* [REQUIREMENTS]: Collect every line that includes the string "right".

* [Dataset records]:
◆ ◆ ◆
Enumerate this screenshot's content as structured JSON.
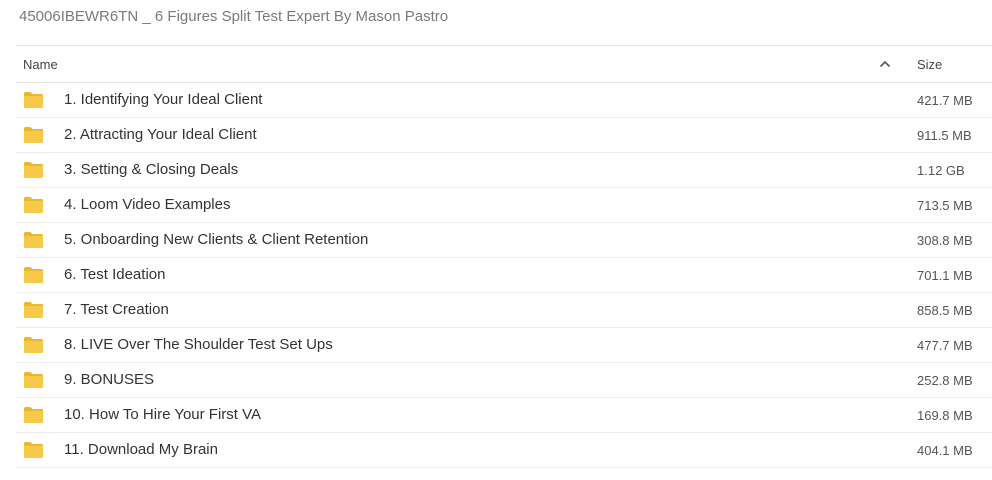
{
  "folder_title": "45006IBEWR6TN _ 6 Figures Split Test Expert By Mason Pastro",
  "header": {
    "name_label": "Name",
    "size_label": "Size",
    "sort_icon": "chevron-up-icon"
  },
  "colors": {
    "folder": "#f7c948",
    "folder_tab": "#eab730",
    "divider": "#e6e6e6"
  },
  "items": [
    {
      "name": "1. Identifying Your Ideal Client",
      "size": "421.7 MB",
      "icon": "folder-icon"
    },
    {
      "name": "2. Attracting Your Ideal Client",
      "size": "911.5 MB",
      "icon": "folder-icon"
    },
    {
      "name": "3. Setting & Closing Deals",
      "size": "1.12 GB",
      "icon": "folder-icon"
    },
    {
      "name": "4. Loom Video Examples",
      "size": "713.5 MB",
      "icon": "folder-icon"
    },
    {
      "name": "5. Onboarding New Clients & Client Retention",
      "size": "308.8 MB",
      "icon": "folder-icon"
    },
    {
      "name": "6. Test Ideation",
      "size": "701.1 MB",
      "icon": "folder-icon"
    },
    {
      "name": "7. Test Creation",
      "size": "858.5 MB",
      "icon": "folder-icon"
    },
    {
      "name": "8. LIVE Over The Shoulder Test Set Ups",
      "size": "477.7 MB",
      "icon": "folder-icon"
    },
    {
      "name": "9. BONUSES",
      "size": "252.8 MB",
      "icon": "folder-icon"
    },
    {
      "name": "10. How To Hire Your First VA",
      "size": "169.8 MB",
      "icon": "folder-icon"
    },
    {
      "name": "11. Download My Brain",
      "size": "404.1 MB",
      "icon": "folder-icon"
    }
  ]
}
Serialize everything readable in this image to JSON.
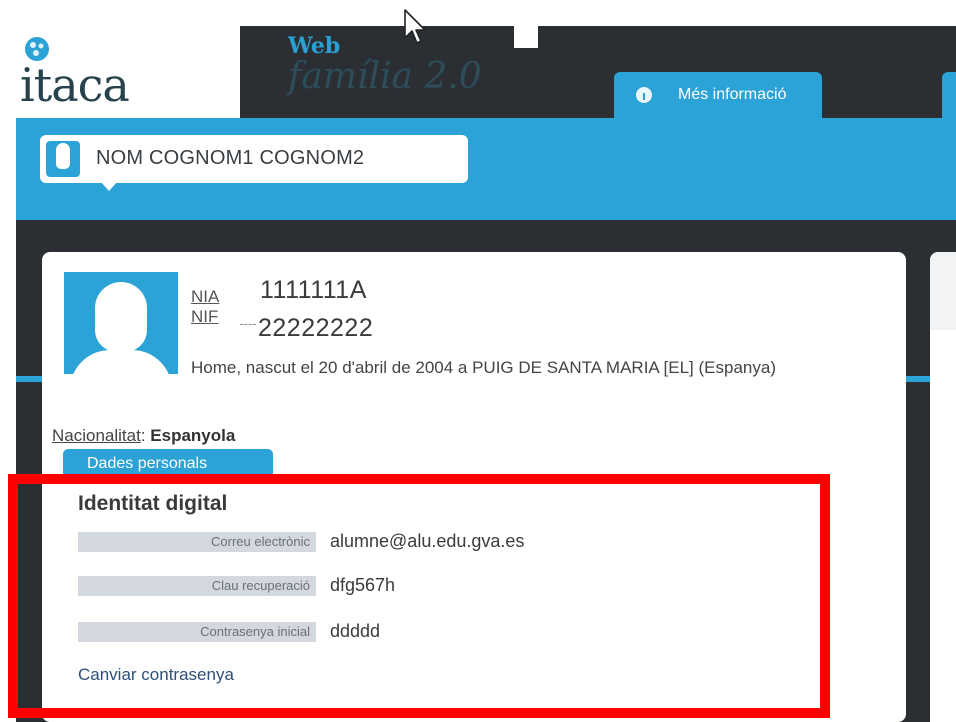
{
  "header": {
    "logo_text": "itaca",
    "web_label": "Web",
    "familia_label": "família 2.0",
    "tab_info_label": "Més informació"
  },
  "student": {
    "name": "NOM COGNOM1 COGNOM2",
    "nia_label": "NIA",
    "nif_label": "NIF",
    "nia_value": "1111111A",
    "nif_value": "22222222",
    "birth_info": "Home, nascut el 20 d'abril de 2004 a PUIG DE SANTA MARIA [EL] (Espanya)",
    "nacionalitat_label": "Nacionalitat",
    "nacionalitat_value": "Espanyola"
  },
  "tabs": {
    "dades_personals": "Dades personals"
  },
  "identitat": {
    "title": "Identitat digital",
    "fields": [
      {
        "label": "Correu electrònic",
        "value": "alumne@alu.edu.gva.es"
      },
      {
        "label": "Clau recuperació",
        "value": "dfg567h"
      },
      {
        "label": "Contrasenya inicial",
        "value": "ddddd"
      }
    ],
    "change_password_link": "Canviar contrasenya"
  },
  "colors": {
    "accent_blue": "#2ca3d6",
    "dark_background": "#2b2f33",
    "highlight_red": "#ff0000",
    "field_label_bg": "#d2d8dd"
  }
}
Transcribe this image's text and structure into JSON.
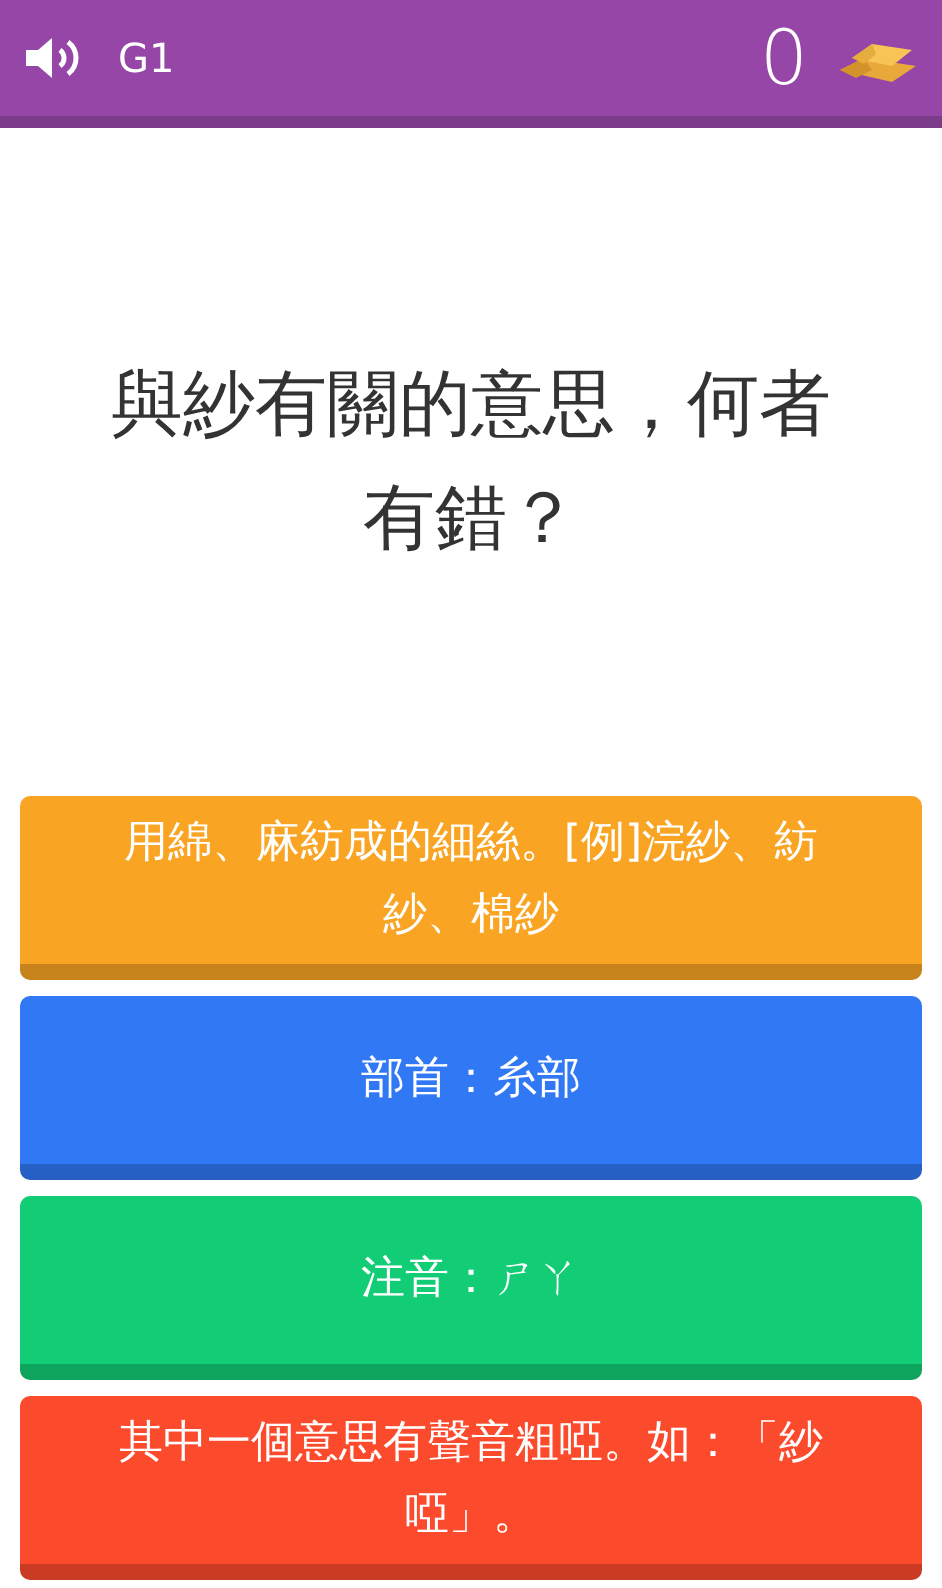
{
  "header": {
    "level_label": "G1",
    "score": "0"
  },
  "question": "與紗有關的意思，何者有錯？",
  "answers": [
    {
      "text": "用綿、麻紡成的細絲。[例]浣紗、紡紗、棉紗",
      "color": "#f9a423"
    },
    {
      "text": "部首：糸部",
      "color": "#3178f5"
    },
    {
      "text": "注音：ㄕㄚ",
      "color": "#13cd76"
    },
    {
      "text": "其中一個意思有聲音粗啞。如：「紗啞」。",
      "color": "#fc4a2c"
    }
  ]
}
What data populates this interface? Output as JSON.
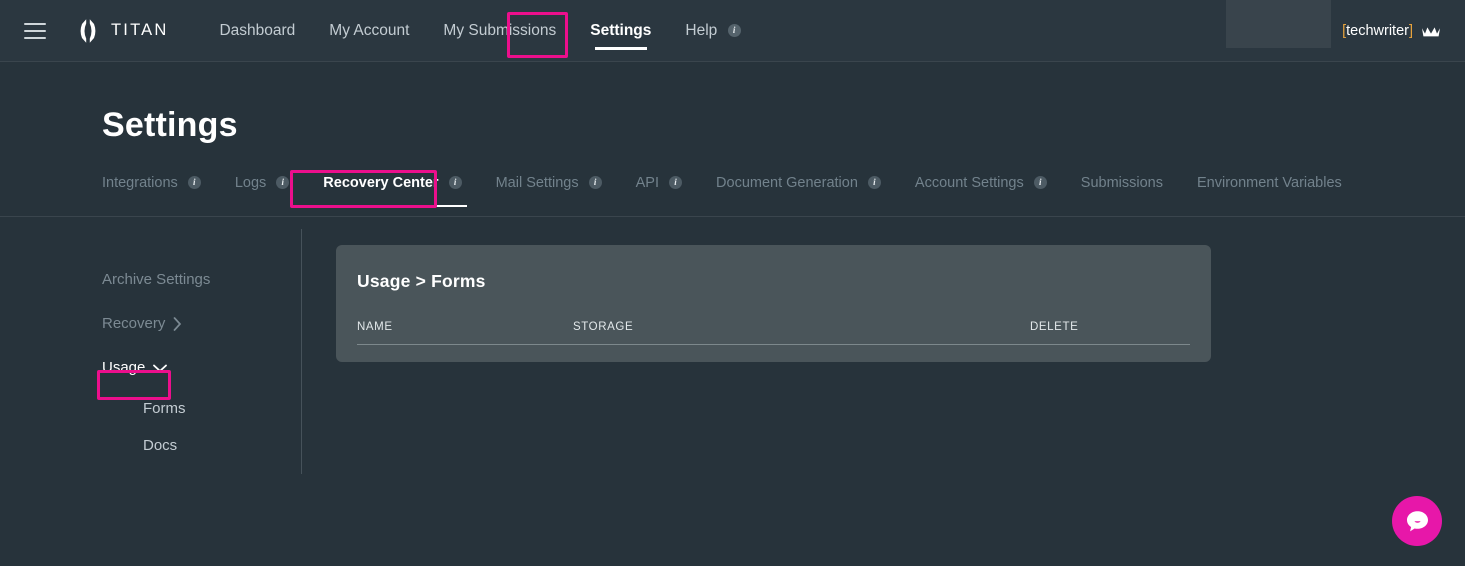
{
  "header": {
    "menu_icon": "hamburger-menu-icon",
    "brand": "TITAN",
    "nav": [
      {
        "label": "Dashboard",
        "active": false,
        "info": false
      },
      {
        "label": "My Account",
        "active": false,
        "info": false
      },
      {
        "label": "My Submissions",
        "active": false,
        "info": false
      },
      {
        "label": "Settings",
        "active": true,
        "info": false
      },
      {
        "label": "Help",
        "active": false,
        "info": true
      }
    ],
    "user": {
      "bracket_open": "[",
      "name": "techwriter",
      "bracket_close": "]",
      "badge_icon": "crown-icon"
    }
  },
  "page": {
    "title": "Settings"
  },
  "tabs": [
    {
      "label": "Integrations",
      "info": true,
      "active": false
    },
    {
      "label": "Logs",
      "info": true,
      "active": false
    },
    {
      "label": "Recovery Center",
      "info": true,
      "active": true
    },
    {
      "label": "Mail Settings",
      "info": true,
      "active": false
    },
    {
      "label": "API",
      "info": true,
      "active": false
    },
    {
      "label": "Document Generation",
      "info": true,
      "active": false
    },
    {
      "label": "Account Settings",
      "info": true,
      "active": false
    },
    {
      "label": "Submissions",
      "info": false,
      "active": false
    },
    {
      "label": "Environment Variables",
      "info": false,
      "active": false
    }
  ],
  "sidebar": {
    "items": [
      {
        "label": "Archive Settings",
        "chevron": "none",
        "selected": false
      },
      {
        "label": "Recovery",
        "chevron": "right",
        "selected": false
      },
      {
        "label": "Usage",
        "chevron": "down",
        "selected": true
      }
    ],
    "sub_items": [
      {
        "label": "Forms"
      },
      {
        "label": "Docs"
      }
    ]
  },
  "card": {
    "title": "Usage > Forms",
    "columns": [
      "NAME",
      "STORAGE",
      "DELETE"
    ],
    "rows": []
  },
  "chat": {
    "icon": "chat-bubble-icon"
  },
  "highlights": {
    "color": "#ec0f8c",
    "targets": [
      "Settings",
      "Recovery Center",
      "Usage"
    ]
  },
  "colors": {
    "accent_pink": "#ec0f8c",
    "page_bg": "#27333b",
    "header_bg": "#2b3740",
    "card_bg": "#4a555a",
    "chat_bg": "#e717a9",
    "bracket": "#e8a33d"
  }
}
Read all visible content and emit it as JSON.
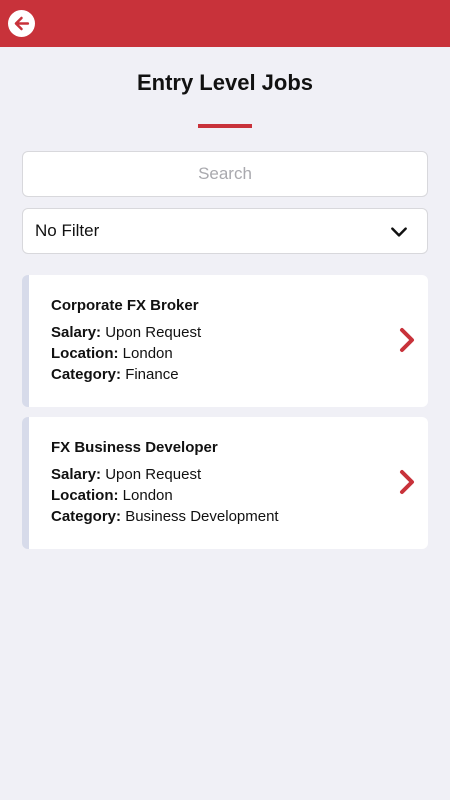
{
  "header": {
    "title": "Entry Level Jobs",
    "accent_color": "#c8323a"
  },
  "search": {
    "placeholder": "Search",
    "value": ""
  },
  "filter": {
    "selected": "No Filter"
  },
  "jobs": [
    {
      "title": "Corporate FX Broker",
      "salary_label": "Salary:",
      "salary": "Upon Request",
      "location_label": "Location:",
      "location": "London",
      "category_label": "Category:",
      "category": "Finance"
    },
    {
      "title": "FX Business Developer",
      "salary_label": "Salary:",
      "salary": "Upon Request",
      "location_label": "Location:",
      "location": "London",
      "category_label": "Category:",
      "category": "Business Development"
    }
  ],
  "icons": {
    "back": "arrow-left-circle-icon",
    "filter": "chevron-down-icon",
    "card": "chevron-right-icon"
  }
}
◆ ◆ ◆
* [RESPONSE TO THIS EXERCISE]:
        "chevron": "right",
    "card": "chevron-right-icon"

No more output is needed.